§ AIM OF THE TASK
Copy the lines that follow, keeping every character the same.

================================

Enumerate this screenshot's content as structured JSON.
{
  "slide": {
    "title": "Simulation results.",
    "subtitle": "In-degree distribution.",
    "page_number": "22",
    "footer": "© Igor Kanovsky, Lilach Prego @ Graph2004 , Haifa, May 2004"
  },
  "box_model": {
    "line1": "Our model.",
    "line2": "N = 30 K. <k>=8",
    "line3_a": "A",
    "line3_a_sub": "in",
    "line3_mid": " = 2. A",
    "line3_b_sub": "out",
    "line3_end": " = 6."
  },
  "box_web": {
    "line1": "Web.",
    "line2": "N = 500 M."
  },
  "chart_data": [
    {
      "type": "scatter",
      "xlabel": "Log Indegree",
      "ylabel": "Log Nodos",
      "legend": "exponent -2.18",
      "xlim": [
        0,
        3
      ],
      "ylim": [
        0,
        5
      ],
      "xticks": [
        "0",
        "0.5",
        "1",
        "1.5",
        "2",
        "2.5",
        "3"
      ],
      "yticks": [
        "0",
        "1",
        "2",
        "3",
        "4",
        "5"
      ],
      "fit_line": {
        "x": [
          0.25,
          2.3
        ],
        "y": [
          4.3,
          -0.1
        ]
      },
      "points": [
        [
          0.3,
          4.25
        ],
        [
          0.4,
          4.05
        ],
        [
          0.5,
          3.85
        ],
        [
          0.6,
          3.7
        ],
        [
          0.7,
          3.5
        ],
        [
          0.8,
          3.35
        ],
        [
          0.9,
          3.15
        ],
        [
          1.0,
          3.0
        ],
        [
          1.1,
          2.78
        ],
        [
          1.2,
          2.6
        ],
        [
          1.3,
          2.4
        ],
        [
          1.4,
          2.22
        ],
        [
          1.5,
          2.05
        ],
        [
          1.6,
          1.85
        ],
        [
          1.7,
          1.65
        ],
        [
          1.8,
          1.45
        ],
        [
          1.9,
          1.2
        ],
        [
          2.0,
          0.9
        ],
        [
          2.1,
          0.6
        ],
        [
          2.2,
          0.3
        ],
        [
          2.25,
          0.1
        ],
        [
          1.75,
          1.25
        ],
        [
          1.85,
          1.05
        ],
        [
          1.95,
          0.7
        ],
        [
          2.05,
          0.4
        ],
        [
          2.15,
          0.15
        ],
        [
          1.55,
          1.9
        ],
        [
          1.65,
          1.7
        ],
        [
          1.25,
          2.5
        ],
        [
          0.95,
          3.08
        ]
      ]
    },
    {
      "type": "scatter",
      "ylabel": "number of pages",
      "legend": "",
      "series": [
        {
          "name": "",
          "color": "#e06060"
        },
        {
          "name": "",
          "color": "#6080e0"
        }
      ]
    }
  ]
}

================================

§ COMPLETE RESPONSE
Enumerate this screenshot's content as structured JSON.
{
  "slide": {
    "title": "Simulation results.",
    "subtitle": "In-degree distribution.",
    "page_number": "22",
    "footer": "© Igor Kanovsky, Lilach Prego @ Graph2004 , Haifa, May 2004"
  },
  "box_model": {
    "line1": "Our model.",
    "line2": "N = 30 K. <k>=8",
    "line3_a": "A",
    "line3_a_sub": "in",
    "line3_mid": " = 2. A",
    "line3_b_sub": "out",
    "line3_end": " = 6."
  },
  "box_web": {
    "line1": "Web.",
    "line2": "N = 500 M."
  },
  "chart_data": [
    {
      "type": "scatter",
      "xlabel": "Log Indegree",
      "ylabel": "Log Nodos",
      "legend": "exponent -2.18",
      "xlim": [
        0,
        3
      ],
      "ylim": [
        0,
        5
      ],
      "xticks": [
        "0",
        "0.5",
        "1",
        "1.5",
        "2",
        "2.5",
        "3"
      ],
      "yticks": [
        "0",
        "1",
        "2",
        "3",
        "4",
        "5"
      ],
      "fit_line": {
        "x": [
          0.25,
          2.3
        ],
        "y": [
          4.3,
          -0.1
        ]
      },
      "points": [
        [
          0.3,
          4.25
        ],
        [
          0.4,
          4.05
        ],
        [
          0.5,
          3.85
        ],
        [
          0.6,
          3.7
        ],
        [
          0.7,
          3.5
        ],
        [
          0.8,
          3.35
        ],
        [
          0.9,
          3.15
        ],
        [
          1.0,
          3.0
        ],
        [
          1.1,
          2.78
        ],
        [
          1.2,
          2.6
        ],
        [
          1.3,
          2.4
        ],
        [
          1.4,
          2.22
        ],
        [
          1.5,
          2.05
        ],
        [
          1.6,
          1.85
        ],
        [
          1.7,
          1.65
        ],
        [
          1.8,
          1.45
        ],
        [
          1.9,
          1.2
        ],
        [
          2.0,
          0.9
        ],
        [
          2.1,
          0.6
        ],
        [
          2.2,
          0.3
        ],
        [
          2.25,
          0.1
        ],
        [
          1.75,
          1.25
        ],
        [
          1.85,
          1.05
        ],
        [
          1.95,
          0.7
        ],
        [
          2.05,
          0.4
        ],
        [
          2.15,
          0.15
        ],
        [
          1.55,
          1.9
        ],
        [
          1.65,
          1.7
        ],
        [
          1.25,
          2.5
        ],
        [
          0.95,
          3.08
        ]
      ]
    },
    {
      "type": "scatter",
      "ylabel": "number of pages",
      "legend": "",
      "series": [
        {
          "name": "",
          "color": "#e06060"
        },
        {
          "name": "",
          "color": "#6080e0"
        }
      ]
    }
  ]
}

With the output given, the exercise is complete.